◆ **Task requirements**: Search the records for "right" and copy each line that holds it.

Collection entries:
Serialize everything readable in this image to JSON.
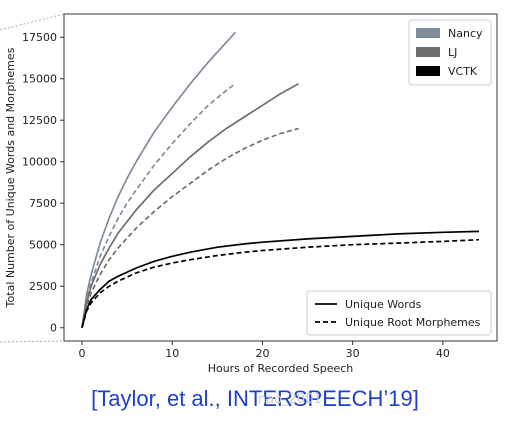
{
  "chart_data": {
    "type": "line",
    "xlabel": "Hours of Recorded Speech",
    "ylabel": "Total Number of Unique Words and Morphemes",
    "xlim": [
      -2,
      46
    ],
    "ylim": [
      -800,
      18900
    ],
    "xticks": [
      0,
      10,
      20,
      30,
      40
    ],
    "yticks": [
      0,
      2500,
      5000,
      7500,
      10000,
      12500,
      15000,
      17500
    ],
    "grid": false,
    "legend_speakers": {
      "placement": "top-right",
      "entries": [
        {
          "name": "Nancy",
          "color": "#7f8c9b"
        },
        {
          "name": "LJ",
          "color": "#6e6e6e"
        },
        {
          "name": "VCTK",
          "color": "#000000"
        }
      ]
    },
    "legend_styles": {
      "placement": "bottom-right",
      "entries": [
        {
          "name": "Unique Words",
          "dash": "solid"
        },
        {
          "name": "Unique Root Morphemes",
          "dash": "dashed"
        }
      ]
    },
    "series": [
      {
        "speaker": "Nancy",
        "kind": "Unique Words",
        "color": "#7f8c9b",
        "dash": "solid",
        "x": [
          0,
          0.5,
          1,
          2,
          3,
          4,
          5,
          6,
          8,
          10,
          12,
          14,
          16,
          17
        ],
        "y": [
          0,
          2000,
          3200,
          5100,
          6600,
          7900,
          9000,
          10000,
          11800,
          13300,
          14700,
          16000,
          17200,
          17800
        ]
      },
      {
        "speaker": "Nancy",
        "kind": "Unique Root Morphemes",
        "color": "#7f8c9b",
        "dash": "dashed",
        "x": [
          0,
          0.5,
          1,
          2,
          3,
          4,
          5,
          6,
          8,
          10,
          12,
          14,
          16,
          17
        ],
        "y": [
          0,
          1700,
          2700,
          4300,
          5500,
          6600,
          7500,
          8300,
          9800,
          11100,
          12300,
          13400,
          14300,
          14700
        ]
      },
      {
        "speaker": "LJ",
        "kind": "Unique Words",
        "color": "#6e6e6e",
        "dash": "solid",
        "x": [
          0,
          0.5,
          1,
          2,
          3,
          4,
          6,
          8,
          10,
          12,
          14,
          16,
          18,
          20,
          22,
          24
        ],
        "y": [
          0,
          1500,
          2500,
          3800,
          4800,
          5700,
          7100,
          8300,
          9300,
          10300,
          11200,
          12000,
          12700,
          13400,
          14100,
          14700
        ]
      },
      {
        "speaker": "LJ",
        "kind": "Unique Root Morphemes",
        "color": "#6e6e6e",
        "dash": "dashed",
        "x": [
          0,
          0.5,
          1,
          2,
          3,
          4,
          6,
          8,
          10,
          12,
          14,
          16,
          18,
          20,
          22,
          24
        ],
        "y": [
          0,
          1300,
          2100,
          3200,
          4100,
          4800,
          6000,
          7000,
          7900,
          8700,
          9500,
          10200,
          10800,
          11300,
          11700,
          12000
        ]
      },
      {
        "speaker": "VCTK",
        "kind": "Unique Words",
        "color": "#000000",
        "dash": "solid",
        "x": [
          0,
          0.5,
          1,
          2,
          3,
          4,
          6,
          8,
          10,
          12,
          15,
          18,
          20,
          25,
          30,
          35,
          40,
          44
        ],
        "y": [
          0,
          1100,
          1700,
          2300,
          2800,
          3100,
          3600,
          4000,
          4300,
          4550,
          4850,
          5050,
          5150,
          5350,
          5500,
          5650,
          5750,
          5800
        ]
      },
      {
        "speaker": "VCTK",
        "kind": "Unique Root Morphemes",
        "color": "#000000",
        "dash": "dashed",
        "x": [
          0,
          0.5,
          1,
          2,
          3,
          4,
          6,
          8,
          10,
          12,
          15,
          18,
          20,
          25,
          30,
          35,
          40,
          44
        ],
        "y": [
          0,
          1000,
          1500,
          2100,
          2500,
          2800,
          3300,
          3650,
          3900,
          4100,
          4350,
          4550,
          4650,
          4850,
          5000,
          5100,
          5200,
          5300
        ]
      }
    ]
  },
  "citation": "[Taylor, et al., INTERSPEECH’19]",
  "watermark": "nao_2001"
}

◆ **The response**:
      "placement": "top-right",
      "placement": "bottom-right",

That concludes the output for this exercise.